Task objective: Please output every line of the material as it stands, without the pictures.

Record extracts:
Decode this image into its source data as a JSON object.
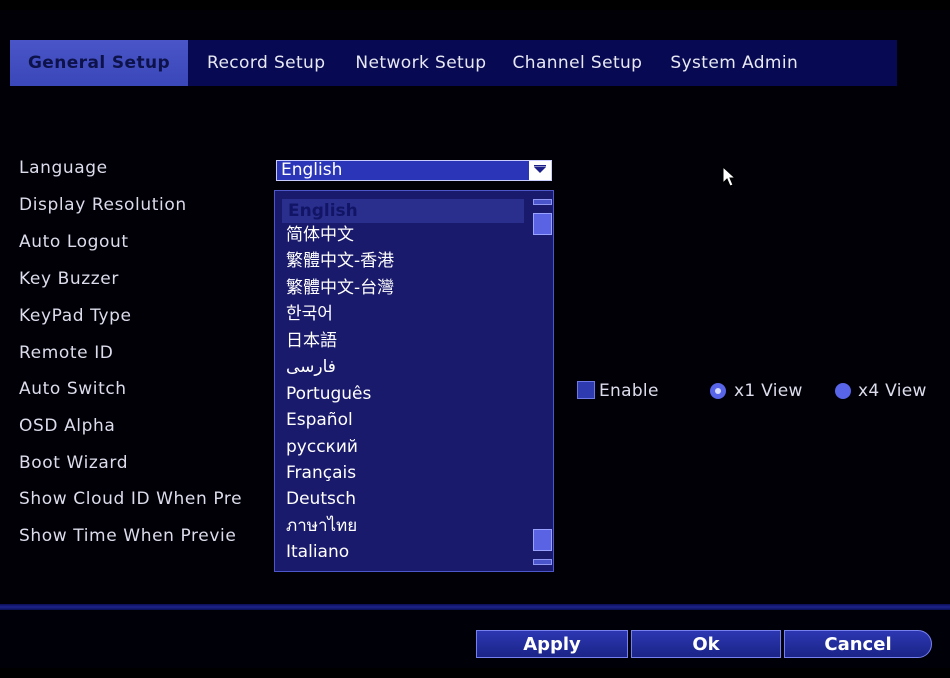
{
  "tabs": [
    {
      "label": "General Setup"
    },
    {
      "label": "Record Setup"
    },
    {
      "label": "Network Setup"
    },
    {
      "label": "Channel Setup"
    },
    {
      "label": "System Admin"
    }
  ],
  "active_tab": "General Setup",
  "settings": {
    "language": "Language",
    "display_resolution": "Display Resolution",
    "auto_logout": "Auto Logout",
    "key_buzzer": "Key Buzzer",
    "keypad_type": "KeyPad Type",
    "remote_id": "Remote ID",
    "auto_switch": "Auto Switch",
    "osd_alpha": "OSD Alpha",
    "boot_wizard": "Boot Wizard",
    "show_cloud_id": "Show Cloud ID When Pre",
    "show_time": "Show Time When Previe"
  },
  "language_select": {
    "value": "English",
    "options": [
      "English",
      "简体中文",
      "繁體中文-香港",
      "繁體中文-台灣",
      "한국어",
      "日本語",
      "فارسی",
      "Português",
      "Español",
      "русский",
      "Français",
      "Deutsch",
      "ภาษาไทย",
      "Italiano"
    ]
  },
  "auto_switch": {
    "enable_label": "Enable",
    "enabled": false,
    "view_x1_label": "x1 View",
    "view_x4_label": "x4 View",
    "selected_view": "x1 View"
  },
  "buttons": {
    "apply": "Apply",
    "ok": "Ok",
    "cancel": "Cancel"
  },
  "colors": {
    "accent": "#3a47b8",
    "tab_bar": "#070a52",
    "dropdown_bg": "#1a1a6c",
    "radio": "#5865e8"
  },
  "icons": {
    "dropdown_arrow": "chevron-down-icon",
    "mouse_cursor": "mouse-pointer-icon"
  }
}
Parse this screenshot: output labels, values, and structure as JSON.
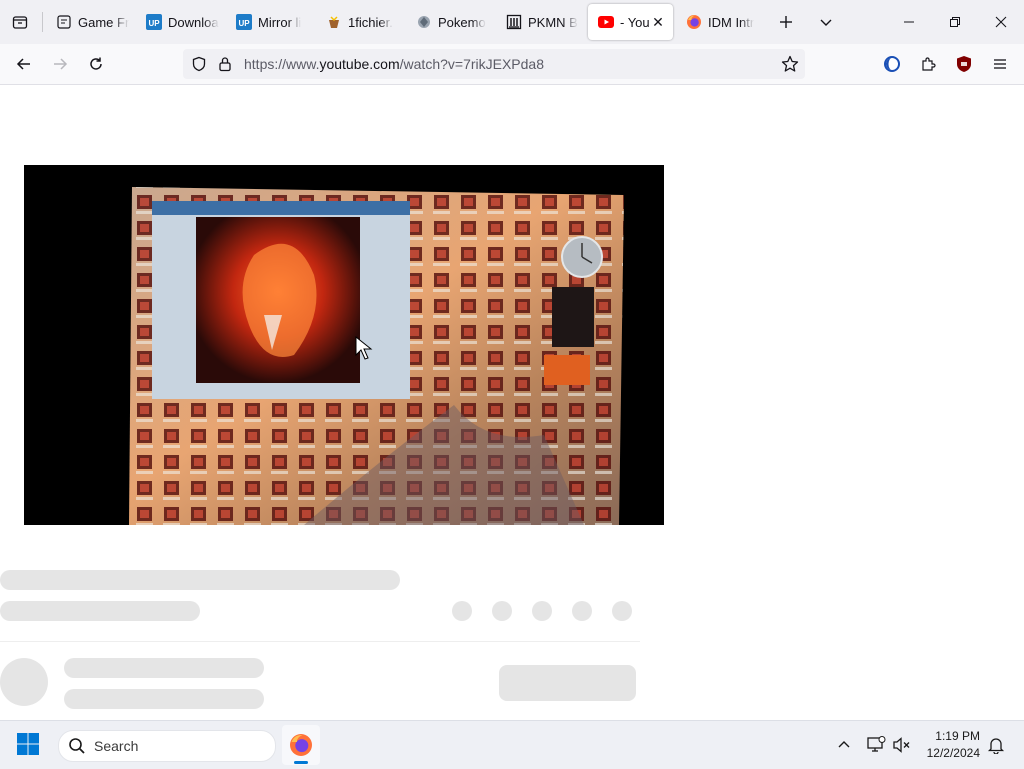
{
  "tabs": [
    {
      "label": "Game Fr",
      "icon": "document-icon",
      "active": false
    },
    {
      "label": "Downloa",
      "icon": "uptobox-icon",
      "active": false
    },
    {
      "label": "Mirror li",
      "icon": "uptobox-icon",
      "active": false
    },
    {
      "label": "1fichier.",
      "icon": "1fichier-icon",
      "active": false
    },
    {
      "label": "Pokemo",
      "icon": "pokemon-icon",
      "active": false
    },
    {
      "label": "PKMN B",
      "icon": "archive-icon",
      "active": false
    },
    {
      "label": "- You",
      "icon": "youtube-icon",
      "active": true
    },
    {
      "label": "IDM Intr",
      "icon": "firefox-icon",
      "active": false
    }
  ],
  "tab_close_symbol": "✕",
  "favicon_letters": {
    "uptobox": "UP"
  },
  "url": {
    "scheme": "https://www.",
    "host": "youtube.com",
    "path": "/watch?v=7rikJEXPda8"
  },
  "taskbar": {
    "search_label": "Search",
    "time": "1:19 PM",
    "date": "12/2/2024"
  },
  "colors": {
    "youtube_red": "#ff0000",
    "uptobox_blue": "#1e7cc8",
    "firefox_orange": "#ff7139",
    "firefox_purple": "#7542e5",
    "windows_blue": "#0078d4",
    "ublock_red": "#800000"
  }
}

Exercise answer:
Decode this image into its source data as a JSON object.
{
  "tabs": [
    {
      "label": "General Setup"
    },
    {
      "label": "Record Setup"
    },
    {
      "label": "Network Setup"
    },
    {
      "label": "Channel Setup"
    },
    {
      "label": "System Admin"
    }
  ],
  "active_tab": "General Setup",
  "settings": {
    "language": "Language",
    "display_resolution": "Display Resolution",
    "auto_logout": "Auto Logout",
    "key_buzzer": "Key Buzzer",
    "keypad_type": "KeyPad Type",
    "remote_id": "Remote ID",
    "auto_switch": "Auto Switch",
    "osd_alpha": "OSD Alpha",
    "boot_wizard": "Boot Wizard",
    "show_cloud_id": "Show Cloud ID When Pre",
    "show_time": "Show Time When Previe"
  },
  "language_select": {
    "value": "English",
    "options": [
      "English",
      "简体中文",
      "繁體中文-香港",
      "繁體中文-台灣",
      "한국어",
      "日本語",
      "فارسی",
      "Português",
      "Español",
      "русский",
      "Français",
      "Deutsch",
      "ภาษาไทย",
      "Italiano"
    ]
  },
  "auto_switch": {
    "enable_label": "Enable",
    "enabled": false,
    "view_x1_label": "x1 View",
    "view_x4_label": "x4 View",
    "selected_view": "x1 View"
  },
  "buttons": {
    "apply": "Apply",
    "ok": "Ok",
    "cancel": "Cancel"
  },
  "colors": {
    "accent": "#3a47b8",
    "tab_bar": "#070a52",
    "dropdown_bg": "#1a1a6c",
    "radio": "#5865e8"
  },
  "icons": {
    "dropdown_arrow": "chevron-down-icon",
    "mouse_cursor": "mouse-pointer-icon"
  }
}
Parse this screenshot: output labels, values, and structure as JSON.
{
  "tabs": [
    {
      "label": "Game Fr",
      "icon": "document-icon",
      "active": false
    },
    {
      "label": "Downloa",
      "icon": "uptobox-icon",
      "active": false
    },
    {
      "label": "Mirror li",
      "icon": "uptobox-icon",
      "active": false
    },
    {
      "label": "1fichier.",
      "icon": "1fichier-icon",
      "active": false
    },
    {
      "label": "Pokemo",
      "icon": "pokemon-icon",
      "active": false
    },
    {
      "label": "PKMN B",
      "icon": "archive-icon",
      "active": false
    },
    {
      "label": "- You",
      "icon": "youtube-icon",
      "active": true
    },
    {
      "label": "IDM Intr",
      "icon": "firefox-icon",
      "active": false
    }
  ],
  "tab_close_symbol": "✕",
  "favicon_letters": {
    "uptobox": "UP"
  },
  "url": {
    "scheme": "https://www.",
    "host": "youtube.com",
    "path": "/watch?v=7rikJEXPda8"
  },
  "taskbar": {
    "search_label": "Search",
    "time": "1:19 PM",
    "date": "12/2/2024"
  },
  "colors": {
    "youtube_red": "#ff0000",
    "uptobox_blue": "#1e7cc8",
    "firefox_orange": "#ff7139",
    "firefox_purple": "#7542e5",
    "windows_blue": "#0078d4",
    "ublock_red": "#800000"
  }
}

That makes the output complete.